Dataset records
* Begin *

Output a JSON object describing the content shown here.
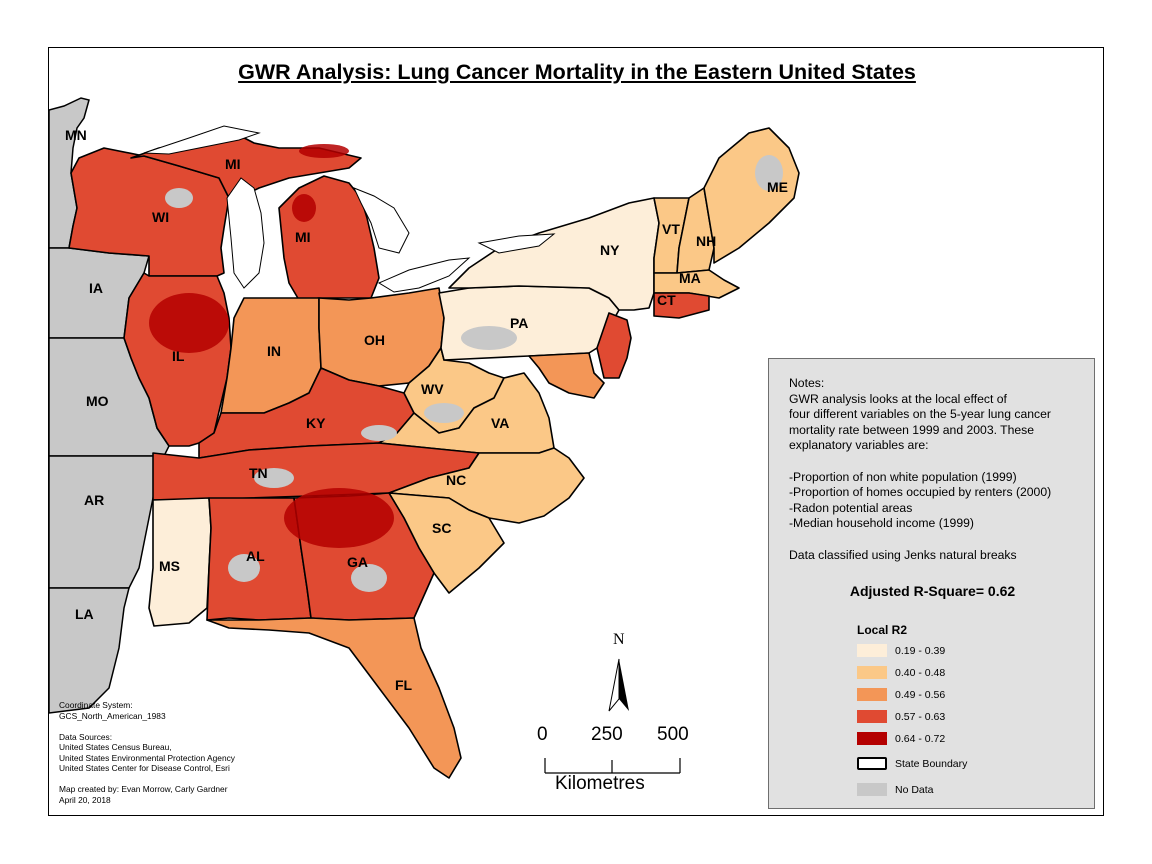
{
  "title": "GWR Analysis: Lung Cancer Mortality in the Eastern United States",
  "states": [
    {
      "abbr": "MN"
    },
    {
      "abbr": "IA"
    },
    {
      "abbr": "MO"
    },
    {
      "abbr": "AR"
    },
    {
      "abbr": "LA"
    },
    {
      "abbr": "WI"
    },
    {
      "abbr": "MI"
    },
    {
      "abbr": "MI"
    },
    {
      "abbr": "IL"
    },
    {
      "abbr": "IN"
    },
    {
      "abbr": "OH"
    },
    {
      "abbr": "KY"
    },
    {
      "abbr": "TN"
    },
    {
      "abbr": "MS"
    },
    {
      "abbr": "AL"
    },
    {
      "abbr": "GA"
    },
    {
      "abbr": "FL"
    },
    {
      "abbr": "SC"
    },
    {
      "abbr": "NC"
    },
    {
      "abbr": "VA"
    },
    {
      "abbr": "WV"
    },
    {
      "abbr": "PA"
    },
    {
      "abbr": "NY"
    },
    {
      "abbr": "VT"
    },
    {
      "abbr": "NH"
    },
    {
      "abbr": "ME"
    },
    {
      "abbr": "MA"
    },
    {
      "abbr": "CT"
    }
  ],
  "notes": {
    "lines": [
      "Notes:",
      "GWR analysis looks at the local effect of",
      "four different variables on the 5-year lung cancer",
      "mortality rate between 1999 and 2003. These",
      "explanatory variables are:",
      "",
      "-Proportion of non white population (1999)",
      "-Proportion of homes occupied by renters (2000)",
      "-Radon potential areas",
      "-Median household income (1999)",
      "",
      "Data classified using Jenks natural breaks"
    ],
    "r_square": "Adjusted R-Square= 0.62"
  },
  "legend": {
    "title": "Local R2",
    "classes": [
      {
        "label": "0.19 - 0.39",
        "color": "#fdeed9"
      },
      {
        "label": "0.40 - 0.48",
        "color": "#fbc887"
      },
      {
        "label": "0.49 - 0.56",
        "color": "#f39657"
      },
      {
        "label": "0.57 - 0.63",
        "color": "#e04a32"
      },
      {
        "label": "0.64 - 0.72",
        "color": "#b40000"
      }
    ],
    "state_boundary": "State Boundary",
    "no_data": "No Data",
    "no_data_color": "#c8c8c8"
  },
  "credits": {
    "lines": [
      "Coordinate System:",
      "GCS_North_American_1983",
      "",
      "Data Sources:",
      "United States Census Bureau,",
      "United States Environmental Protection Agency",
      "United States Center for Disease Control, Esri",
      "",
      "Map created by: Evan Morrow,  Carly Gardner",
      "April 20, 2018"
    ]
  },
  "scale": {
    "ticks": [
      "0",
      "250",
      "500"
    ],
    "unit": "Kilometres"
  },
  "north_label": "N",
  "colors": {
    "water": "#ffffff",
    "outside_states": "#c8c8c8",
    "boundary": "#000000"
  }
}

* End *

- _DO THIS_:
Repeat the material above in full and unchanged, minus its images.

- _OUTPUT_:
Output a JSON object describing the content shown here.
{
  "title": "GWR Analysis: Lung Cancer Mortality in the Eastern United States",
  "states": [
    {
      "abbr": "MN"
    },
    {
      "abbr": "IA"
    },
    {
      "abbr": "MO"
    },
    {
      "abbr": "AR"
    },
    {
      "abbr": "LA"
    },
    {
      "abbr": "WI"
    },
    {
      "abbr": "MI"
    },
    {
      "abbr": "MI"
    },
    {
      "abbr": "IL"
    },
    {
      "abbr": "IN"
    },
    {
      "abbr": "OH"
    },
    {
      "abbr": "KY"
    },
    {
      "abbr": "TN"
    },
    {
      "abbr": "MS"
    },
    {
      "abbr": "AL"
    },
    {
      "abbr": "GA"
    },
    {
      "abbr": "FL"
    },
    {
      "abbr": "SC"
    },
    {
      "abbr": "NC"
    },
    {
      "abbr": "VA"
    },
    {
      "abbr": "WV"
    },
    {
      "abbr": "PA"
    },
    {
      "abbr": "NY"
    },
    {
      "abbr": "VT"
    },
    {
      "abbr": "NH"
    },
    {
      "abbr": "ME"
    },
    {
      "abbr": "MA"
    },
    {
      "abbr": "CT"
    }
  ],
  "notes": {
    "lines": [
      "Notes:",
      "GWR analysis looks at the local effect of",
      "four different variables on the 5-year lung cancer",
      "mortality rate between 1999 and 2003. These",
      "explanatory variables are:",
      "",
      "-Proportion of non white population (1999)",
      "-Proportion of homes occupied by renters (2000)",
      "-Radon potential areas",
      "-Median household income (1999)",
      "",
      "Data classified using Jenks natural breaks"
    ],
    "r_square": "Adjusted R-Square= 0.62"
  },
  "legend": {
    "title": "Local R2",
    "classes": [
      {
        "label": "0.19 - 0.39",
        "color": "#fdeed9"
      },
      {
        "label": "0.40 - 0.48",
        "color": "#fbc887"
      },
      {
        "label": "0.49 - 0.56",
        "color": "#f39657"
      },
      {
        "label": "0.57 - 0.63",
        "color": "#e04a32"
      },
      {
        "label": "0.64 - 0.72",
        "color": "#b40000"
      }
    ],
    "state_boundary": "State Boundary",
    "no_data": "No Data",
    "no_data_color": "#c8c8c8"
  },
  "credits": {
    "lines": [
      "Coordinate System:",
      "GCS_North_American_1983",
      "",
      "Data Sources:",
      "United States Census Bureau,",
      "United States Environmental Protection Agency",
      "United States Center for Disease Control, Esri",
      "",
      "Map created by: Evan Morrow,  Carly Gardner",
      "April 20, 2018"
    ]
  },
  "scale": {
    "ticks": [
      "0",
      "250",
      "500"
    ],
    "unit": "Kilometres"
  },
  "north_label": "N",
  "colors": {
    "water": "#ffffff",
    "outside_states": "#c8c8c8",
    "boundary": "#000000"
  }
}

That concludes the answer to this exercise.